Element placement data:
*****
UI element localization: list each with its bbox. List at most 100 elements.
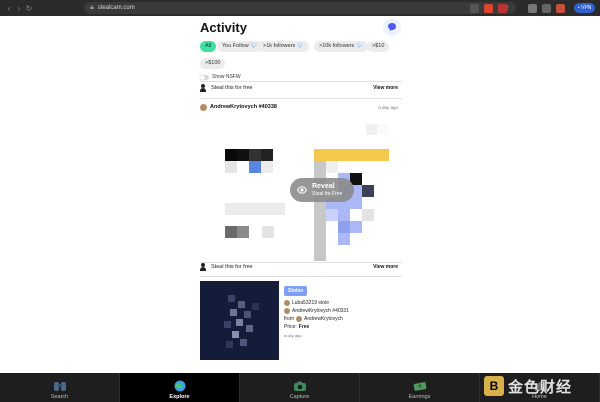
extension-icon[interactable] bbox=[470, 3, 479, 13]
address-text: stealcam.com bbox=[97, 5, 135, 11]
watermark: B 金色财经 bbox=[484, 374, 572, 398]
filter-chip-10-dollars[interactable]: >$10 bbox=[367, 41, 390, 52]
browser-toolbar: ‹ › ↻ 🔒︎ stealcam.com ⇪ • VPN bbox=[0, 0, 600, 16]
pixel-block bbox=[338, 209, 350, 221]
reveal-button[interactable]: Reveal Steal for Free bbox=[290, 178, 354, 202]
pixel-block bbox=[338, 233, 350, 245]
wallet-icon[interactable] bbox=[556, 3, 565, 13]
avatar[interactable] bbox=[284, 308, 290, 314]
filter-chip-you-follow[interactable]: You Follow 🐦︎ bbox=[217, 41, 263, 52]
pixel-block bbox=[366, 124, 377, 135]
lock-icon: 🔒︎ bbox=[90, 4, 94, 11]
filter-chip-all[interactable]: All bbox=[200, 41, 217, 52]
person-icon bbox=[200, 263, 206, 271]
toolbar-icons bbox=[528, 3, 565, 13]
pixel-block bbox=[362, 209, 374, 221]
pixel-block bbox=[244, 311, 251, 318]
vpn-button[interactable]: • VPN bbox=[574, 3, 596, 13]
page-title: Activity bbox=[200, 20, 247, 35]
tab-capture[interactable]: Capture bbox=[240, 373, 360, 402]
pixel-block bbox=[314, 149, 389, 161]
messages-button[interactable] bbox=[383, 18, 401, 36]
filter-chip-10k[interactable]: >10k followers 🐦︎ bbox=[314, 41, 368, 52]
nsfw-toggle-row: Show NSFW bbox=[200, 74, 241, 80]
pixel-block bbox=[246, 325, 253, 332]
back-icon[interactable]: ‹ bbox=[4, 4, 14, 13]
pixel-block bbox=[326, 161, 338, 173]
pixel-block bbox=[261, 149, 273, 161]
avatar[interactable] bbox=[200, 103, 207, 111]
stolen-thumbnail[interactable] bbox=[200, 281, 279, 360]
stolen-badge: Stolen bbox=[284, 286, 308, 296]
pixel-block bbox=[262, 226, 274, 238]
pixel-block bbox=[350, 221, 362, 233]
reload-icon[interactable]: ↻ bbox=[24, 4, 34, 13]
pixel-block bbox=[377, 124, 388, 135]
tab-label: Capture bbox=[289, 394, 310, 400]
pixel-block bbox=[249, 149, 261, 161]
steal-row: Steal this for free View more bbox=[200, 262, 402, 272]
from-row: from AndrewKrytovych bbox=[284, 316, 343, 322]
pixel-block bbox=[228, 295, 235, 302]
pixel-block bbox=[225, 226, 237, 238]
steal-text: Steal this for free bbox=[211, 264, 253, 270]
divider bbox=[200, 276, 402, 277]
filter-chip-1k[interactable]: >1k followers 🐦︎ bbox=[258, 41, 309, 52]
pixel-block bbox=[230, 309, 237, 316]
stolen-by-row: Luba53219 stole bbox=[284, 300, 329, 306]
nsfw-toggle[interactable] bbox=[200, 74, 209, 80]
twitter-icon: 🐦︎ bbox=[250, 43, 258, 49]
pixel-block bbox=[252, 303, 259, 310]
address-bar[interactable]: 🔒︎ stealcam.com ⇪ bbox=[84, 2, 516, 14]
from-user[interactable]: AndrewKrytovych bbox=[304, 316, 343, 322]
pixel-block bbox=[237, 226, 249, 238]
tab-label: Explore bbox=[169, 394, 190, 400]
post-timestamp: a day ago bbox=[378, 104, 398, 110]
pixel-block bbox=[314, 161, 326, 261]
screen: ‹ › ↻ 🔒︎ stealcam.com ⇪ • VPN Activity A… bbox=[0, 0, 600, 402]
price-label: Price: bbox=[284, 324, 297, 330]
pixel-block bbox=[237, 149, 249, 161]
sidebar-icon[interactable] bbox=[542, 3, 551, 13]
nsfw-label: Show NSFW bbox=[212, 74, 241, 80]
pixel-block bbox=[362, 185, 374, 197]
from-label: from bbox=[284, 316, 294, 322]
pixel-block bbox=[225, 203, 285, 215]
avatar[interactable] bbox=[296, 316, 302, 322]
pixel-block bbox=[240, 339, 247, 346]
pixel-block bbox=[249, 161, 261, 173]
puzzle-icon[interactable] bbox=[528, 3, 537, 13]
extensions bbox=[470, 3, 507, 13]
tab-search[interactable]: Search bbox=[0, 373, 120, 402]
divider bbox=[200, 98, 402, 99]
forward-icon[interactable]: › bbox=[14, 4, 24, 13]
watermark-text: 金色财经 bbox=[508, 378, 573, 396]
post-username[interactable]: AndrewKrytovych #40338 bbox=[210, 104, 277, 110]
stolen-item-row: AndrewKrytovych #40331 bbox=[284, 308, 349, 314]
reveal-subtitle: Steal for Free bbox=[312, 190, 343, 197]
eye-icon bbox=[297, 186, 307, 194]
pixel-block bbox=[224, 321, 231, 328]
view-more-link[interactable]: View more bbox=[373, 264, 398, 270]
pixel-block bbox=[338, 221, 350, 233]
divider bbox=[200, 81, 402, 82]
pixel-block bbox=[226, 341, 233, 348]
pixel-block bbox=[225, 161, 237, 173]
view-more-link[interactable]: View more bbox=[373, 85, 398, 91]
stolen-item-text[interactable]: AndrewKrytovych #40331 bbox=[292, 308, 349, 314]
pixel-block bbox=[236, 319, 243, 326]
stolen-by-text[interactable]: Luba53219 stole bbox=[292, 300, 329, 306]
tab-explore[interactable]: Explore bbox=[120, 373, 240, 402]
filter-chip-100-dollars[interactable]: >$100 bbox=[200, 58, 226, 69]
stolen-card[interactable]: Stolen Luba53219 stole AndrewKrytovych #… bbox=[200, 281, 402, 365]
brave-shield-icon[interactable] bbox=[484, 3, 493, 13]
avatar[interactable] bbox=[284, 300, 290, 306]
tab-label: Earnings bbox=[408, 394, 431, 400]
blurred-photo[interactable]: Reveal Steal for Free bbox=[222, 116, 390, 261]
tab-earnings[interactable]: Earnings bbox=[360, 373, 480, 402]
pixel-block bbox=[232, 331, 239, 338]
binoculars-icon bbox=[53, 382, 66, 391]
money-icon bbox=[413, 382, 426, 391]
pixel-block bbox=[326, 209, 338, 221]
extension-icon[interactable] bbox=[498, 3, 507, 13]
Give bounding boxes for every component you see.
*****
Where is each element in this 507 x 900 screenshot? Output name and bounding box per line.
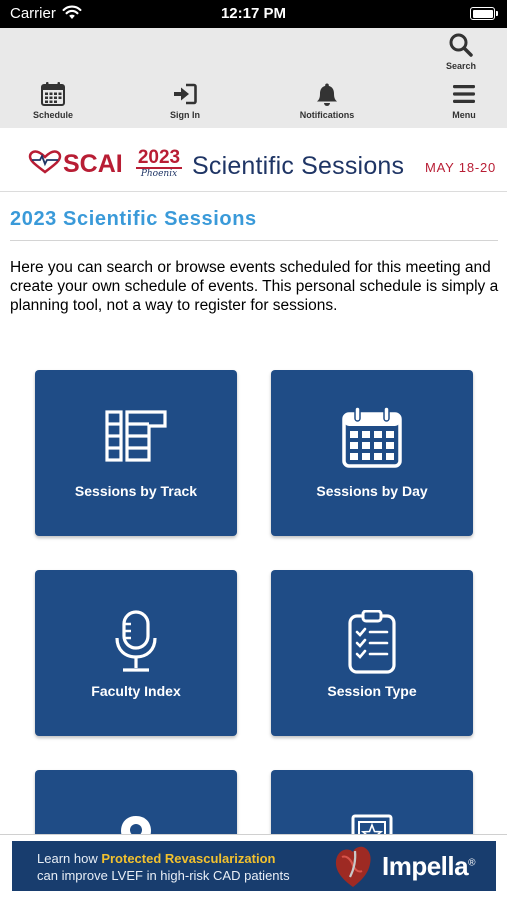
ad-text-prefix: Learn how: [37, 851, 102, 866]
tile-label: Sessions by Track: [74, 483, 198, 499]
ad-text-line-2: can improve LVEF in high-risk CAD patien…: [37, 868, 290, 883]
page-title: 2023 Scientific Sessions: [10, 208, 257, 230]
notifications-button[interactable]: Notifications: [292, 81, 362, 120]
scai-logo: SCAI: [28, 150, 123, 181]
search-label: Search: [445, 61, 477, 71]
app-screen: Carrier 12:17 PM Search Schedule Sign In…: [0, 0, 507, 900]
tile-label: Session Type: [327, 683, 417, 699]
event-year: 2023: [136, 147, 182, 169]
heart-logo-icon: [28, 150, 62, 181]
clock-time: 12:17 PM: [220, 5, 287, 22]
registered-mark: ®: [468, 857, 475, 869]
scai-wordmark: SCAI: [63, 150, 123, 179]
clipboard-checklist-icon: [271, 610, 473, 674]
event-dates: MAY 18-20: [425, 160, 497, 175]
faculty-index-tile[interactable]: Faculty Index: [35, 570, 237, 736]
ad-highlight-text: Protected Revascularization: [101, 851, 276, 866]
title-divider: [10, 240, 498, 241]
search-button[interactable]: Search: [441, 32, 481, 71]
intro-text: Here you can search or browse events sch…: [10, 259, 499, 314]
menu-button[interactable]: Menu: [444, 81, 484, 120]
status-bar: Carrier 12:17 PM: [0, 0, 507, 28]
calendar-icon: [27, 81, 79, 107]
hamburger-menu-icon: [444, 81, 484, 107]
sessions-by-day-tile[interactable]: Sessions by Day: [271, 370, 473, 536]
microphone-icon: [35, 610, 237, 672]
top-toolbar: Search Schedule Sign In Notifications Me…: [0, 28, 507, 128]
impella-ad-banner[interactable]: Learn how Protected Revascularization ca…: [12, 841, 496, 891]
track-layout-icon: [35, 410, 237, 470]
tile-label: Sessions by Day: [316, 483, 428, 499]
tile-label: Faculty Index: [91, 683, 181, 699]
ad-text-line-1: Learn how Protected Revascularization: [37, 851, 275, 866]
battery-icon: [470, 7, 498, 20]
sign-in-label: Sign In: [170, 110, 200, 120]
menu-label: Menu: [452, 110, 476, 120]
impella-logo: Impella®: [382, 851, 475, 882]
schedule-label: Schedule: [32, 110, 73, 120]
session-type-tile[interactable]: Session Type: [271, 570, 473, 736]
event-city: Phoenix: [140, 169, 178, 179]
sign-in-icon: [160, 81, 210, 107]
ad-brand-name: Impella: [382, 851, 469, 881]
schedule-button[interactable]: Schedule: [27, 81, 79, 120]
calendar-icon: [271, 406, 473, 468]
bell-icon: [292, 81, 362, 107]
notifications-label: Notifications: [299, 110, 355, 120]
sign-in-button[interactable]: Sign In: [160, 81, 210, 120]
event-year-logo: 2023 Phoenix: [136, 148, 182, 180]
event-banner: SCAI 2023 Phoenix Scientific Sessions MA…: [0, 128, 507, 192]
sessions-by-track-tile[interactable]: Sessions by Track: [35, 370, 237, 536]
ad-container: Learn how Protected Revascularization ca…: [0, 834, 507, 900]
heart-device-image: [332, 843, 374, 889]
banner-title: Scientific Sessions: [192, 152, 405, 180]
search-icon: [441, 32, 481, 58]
*****
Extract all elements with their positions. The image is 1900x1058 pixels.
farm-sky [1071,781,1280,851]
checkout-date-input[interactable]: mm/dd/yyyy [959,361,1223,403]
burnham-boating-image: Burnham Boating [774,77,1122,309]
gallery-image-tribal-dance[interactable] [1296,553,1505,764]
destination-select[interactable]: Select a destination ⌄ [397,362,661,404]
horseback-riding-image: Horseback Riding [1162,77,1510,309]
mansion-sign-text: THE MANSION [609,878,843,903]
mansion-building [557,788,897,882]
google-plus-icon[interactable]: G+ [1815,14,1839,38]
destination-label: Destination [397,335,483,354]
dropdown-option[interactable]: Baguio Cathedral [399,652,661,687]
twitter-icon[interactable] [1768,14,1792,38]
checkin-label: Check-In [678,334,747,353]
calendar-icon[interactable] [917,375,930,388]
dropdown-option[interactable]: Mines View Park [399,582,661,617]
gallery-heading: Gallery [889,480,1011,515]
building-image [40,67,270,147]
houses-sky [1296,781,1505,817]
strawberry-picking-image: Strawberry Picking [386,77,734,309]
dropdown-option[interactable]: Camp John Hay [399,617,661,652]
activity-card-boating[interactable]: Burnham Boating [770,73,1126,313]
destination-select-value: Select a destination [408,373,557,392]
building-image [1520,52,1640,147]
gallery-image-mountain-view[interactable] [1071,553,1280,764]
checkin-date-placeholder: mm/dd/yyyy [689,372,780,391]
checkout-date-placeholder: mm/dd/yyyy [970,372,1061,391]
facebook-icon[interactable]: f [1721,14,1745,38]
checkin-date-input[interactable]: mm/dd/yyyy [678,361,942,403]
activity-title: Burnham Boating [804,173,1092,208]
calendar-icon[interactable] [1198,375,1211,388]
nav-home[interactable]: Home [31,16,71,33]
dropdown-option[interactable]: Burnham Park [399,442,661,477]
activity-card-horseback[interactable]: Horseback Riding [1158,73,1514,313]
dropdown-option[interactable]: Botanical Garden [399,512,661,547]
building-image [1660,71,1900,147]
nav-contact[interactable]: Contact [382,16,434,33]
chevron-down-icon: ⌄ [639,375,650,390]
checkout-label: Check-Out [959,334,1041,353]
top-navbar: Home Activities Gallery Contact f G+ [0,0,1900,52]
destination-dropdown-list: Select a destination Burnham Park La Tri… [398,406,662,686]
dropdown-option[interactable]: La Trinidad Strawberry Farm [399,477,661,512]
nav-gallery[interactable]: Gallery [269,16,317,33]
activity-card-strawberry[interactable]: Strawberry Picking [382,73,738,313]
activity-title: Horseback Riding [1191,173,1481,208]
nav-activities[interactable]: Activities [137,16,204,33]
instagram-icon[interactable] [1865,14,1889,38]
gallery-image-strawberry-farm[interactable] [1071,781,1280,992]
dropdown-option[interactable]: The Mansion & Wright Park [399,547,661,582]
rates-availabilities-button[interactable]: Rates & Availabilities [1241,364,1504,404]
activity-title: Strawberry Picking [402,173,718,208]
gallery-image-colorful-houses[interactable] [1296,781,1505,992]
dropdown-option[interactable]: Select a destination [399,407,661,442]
*****
EXERCISE OBJECTIVE.
In the listing above, retype character for character the part that opens with the line containing "extension-icon[interactable] bbox=[470, 3, 479, 13]" and closes with the line containing "page-title: Activity bbox=[200, 20, 247, 35]", including both of those lines.

COMPLETE OUTPUT.
extension-icon[interactable] bbox=[470, 3, 479, 13]
address-text: stealcam.com bbox=[97, 5, 135, 11]
watermark: B 金色财经 bbox=[484, 374, 572, 398]
filter-chip-10-dollars[interactable]: >$10 bbox=[367, 41, 390, 52]
browser-toolbar: ‹ › ↻ 🔒︎ stealcam.com ⇪ • VPN bbox=[0, 0, 600, 16]
pixel-block bbox=[338, 209, 350, 221]
reveal-button[interactable]: Reveal Steal for Free bbox=[290, 178, 354, 202]
pixel-block bbox=[338, 233, 350, 245]
wallet-icon[interactable] bbox=[556, 3, 565, 13]
avatar[interactable] bbox=[284, 308, 290, 314]
filter-chip-you-follow[interactable]: You Follow 🐦︎ bbox=[217, 41, 263, 52]
pixel-block bbox=[366, 124, 377, 135]
lock-icon: 🔒︎ bbox=[90, 4, 94, 11]
filter-chip-all[interactable]: All bbox=[200, 41, 217, 52]
person-icon bbox=[200, 263, 206, 271]
toolbar-icons bbox=[528, 3, 565, 13]
pixel-block bbox=[362, 209, 374, 221]
pixel-block bbox=[244, 311, 251, 318]
vpn-button[interactable]: • VPN bbox=[574, 3, 596, 13]
page-title: Activity bbox=[200, 20, 247, 35]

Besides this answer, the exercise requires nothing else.